◆ TASK GOAL: Repeat the whole of the data, keeping every detail the same.

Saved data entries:
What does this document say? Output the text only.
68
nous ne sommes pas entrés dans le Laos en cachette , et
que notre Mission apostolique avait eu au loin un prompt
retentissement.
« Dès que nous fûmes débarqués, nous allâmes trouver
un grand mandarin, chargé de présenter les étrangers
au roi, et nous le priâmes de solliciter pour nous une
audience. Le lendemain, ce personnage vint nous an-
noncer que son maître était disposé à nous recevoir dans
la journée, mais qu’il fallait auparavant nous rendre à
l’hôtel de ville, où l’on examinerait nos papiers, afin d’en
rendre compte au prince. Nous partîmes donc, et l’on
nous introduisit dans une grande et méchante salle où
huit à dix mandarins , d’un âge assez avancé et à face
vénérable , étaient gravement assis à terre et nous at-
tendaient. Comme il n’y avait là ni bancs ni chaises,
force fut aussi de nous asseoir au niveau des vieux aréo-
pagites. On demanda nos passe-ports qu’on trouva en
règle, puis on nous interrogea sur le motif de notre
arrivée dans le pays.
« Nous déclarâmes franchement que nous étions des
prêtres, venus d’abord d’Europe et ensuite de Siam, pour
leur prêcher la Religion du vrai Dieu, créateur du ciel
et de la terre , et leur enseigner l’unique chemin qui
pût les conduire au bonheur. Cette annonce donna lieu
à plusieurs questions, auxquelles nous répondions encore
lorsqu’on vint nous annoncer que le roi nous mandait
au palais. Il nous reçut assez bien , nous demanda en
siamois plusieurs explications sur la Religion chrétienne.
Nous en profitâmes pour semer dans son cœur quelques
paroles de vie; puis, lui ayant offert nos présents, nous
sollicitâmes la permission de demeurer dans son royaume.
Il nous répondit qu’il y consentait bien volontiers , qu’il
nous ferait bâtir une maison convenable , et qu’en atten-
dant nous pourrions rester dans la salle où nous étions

◆ FINAL ANSWER:
What does this document say? Output the text only.
68
nous ne sommes pas entrés dans le Laos en cachette , et
que notre Mission apostolique avait eu au loin un prompt
retentissement.
« Dès que nous fûmes débarqués, nous allâmes trouver
un grand mandarin, chargé de présenter les étrangers
au roi, et nous le priâmes de solliciter pour nous une
audience. Le lendemain, ce personnage vint nous an-
noncer que son maître était disposé à nous recevoir dans
la journée, mais qu’il fallait auparavant nous rendre à
l’hôtel de ville, où l’on examinerait nos papiers, afin d’en
rendre compte au prince. Nous partîmes donc, et l’on
nous introduisit dans une grande et méchante salle où
huit à dix mandarins , d’un âge assez avancé et à face
vénérable , étaient gravement assis à terre et nous at-
tendaient. Comme il n’y avait là ni bancs ni chaises,
force fut aussi de nous asseoir au niveau des vieux aréo-
pagites. On demanda nos passe-ports qu’on trouva en
règle, puis on nous interrogea sur le motif de notre
arrivée dans le pays.
« Nous déclarâmes franchement que nous étions des
prêtres, venus d’abord d’Europe et ensuite de Siam, pour
leur prêcher la Religion du vrai Dieu, créateur du ciel
et de la terre , et leur enseigner l’unique chemin qui
pût les conduire au bonheur. Cette annonce donna lieu
à plusieurs questions, auxquelles nous répondions encore
lorsqu’on vint nous annoncer que le roi nous mandait
au palais. Il nous reçut assez bien , nous demanda en
siamois plusieurs explications sur la Religion chrétienne.
Nous en profitâmes pour semer dans son cœur quelques
paroles de vie; puis, lui ayant offert nos présents, nous
sollicitâmes la permission de demeurer dans son royaume.
Il nous répondit qu’il y consentait bien volontiers , qu’il
nous ferait bâtir une maison convenable , et qu’en atten-
dant nous pourrions rester dans la salle où nous étions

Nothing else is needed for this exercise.